Say how many lines contain the word "title" and give no other text.

** Start Data provided **

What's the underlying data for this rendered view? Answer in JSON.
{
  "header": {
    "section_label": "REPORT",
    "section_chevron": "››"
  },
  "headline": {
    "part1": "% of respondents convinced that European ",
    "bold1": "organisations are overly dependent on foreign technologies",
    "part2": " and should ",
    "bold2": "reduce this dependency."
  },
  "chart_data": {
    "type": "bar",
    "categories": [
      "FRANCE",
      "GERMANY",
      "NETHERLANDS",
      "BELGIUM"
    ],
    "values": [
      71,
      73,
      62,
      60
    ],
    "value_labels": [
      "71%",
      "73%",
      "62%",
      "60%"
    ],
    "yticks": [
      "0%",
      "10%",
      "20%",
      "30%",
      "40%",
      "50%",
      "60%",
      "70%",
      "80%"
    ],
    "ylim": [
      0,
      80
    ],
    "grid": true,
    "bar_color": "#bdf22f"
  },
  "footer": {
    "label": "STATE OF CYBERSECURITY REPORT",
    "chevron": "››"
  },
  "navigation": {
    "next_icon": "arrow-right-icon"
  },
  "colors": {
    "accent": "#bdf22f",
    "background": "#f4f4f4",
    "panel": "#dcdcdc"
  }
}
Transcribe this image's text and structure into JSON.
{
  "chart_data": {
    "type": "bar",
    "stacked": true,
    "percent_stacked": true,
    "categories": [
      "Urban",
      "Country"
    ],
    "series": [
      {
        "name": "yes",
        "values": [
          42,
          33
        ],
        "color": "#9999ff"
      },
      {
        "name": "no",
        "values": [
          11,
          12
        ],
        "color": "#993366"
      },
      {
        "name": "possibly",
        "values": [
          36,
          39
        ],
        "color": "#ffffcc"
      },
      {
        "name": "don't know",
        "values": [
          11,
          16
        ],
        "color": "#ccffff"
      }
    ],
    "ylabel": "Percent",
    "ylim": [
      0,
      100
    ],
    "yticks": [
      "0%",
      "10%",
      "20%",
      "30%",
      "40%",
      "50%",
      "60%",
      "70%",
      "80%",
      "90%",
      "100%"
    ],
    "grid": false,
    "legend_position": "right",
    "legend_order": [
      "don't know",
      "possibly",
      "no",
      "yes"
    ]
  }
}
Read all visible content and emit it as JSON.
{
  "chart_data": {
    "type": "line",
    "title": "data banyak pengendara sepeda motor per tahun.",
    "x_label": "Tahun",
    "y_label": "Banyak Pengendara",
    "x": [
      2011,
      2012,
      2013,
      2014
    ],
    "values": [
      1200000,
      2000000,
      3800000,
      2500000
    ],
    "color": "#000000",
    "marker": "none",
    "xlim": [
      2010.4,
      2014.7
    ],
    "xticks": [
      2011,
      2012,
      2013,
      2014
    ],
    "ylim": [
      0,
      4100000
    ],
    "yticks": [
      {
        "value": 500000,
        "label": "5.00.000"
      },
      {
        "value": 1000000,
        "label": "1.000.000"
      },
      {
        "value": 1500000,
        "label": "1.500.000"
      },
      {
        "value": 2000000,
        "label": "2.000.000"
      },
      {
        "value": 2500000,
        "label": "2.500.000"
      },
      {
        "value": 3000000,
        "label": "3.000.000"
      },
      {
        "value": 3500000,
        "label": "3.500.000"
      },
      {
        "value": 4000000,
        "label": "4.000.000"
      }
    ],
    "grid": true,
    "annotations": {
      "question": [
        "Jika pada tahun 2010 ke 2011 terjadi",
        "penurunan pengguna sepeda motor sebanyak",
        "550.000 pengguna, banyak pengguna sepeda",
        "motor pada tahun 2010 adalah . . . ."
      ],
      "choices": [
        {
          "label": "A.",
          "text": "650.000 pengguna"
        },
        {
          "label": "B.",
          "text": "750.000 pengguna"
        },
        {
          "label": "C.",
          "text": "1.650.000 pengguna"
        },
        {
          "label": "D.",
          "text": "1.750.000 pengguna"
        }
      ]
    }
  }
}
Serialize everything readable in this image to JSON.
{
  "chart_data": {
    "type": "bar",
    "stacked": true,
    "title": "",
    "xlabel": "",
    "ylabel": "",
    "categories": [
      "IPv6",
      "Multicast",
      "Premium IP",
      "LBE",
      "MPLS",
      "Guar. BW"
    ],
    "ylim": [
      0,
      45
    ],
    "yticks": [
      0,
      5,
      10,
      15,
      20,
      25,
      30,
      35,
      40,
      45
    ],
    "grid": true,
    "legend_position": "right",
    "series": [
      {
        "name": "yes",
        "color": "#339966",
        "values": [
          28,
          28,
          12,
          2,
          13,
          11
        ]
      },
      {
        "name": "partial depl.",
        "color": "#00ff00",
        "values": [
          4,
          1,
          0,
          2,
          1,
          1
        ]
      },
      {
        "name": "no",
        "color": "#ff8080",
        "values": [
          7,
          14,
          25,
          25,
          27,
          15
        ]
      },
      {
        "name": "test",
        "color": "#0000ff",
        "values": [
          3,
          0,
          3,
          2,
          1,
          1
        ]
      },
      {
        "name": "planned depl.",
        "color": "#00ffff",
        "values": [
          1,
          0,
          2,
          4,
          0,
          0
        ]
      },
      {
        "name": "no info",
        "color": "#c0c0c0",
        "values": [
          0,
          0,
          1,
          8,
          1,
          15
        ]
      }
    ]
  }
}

** End Data provided **

> Solved problem: 2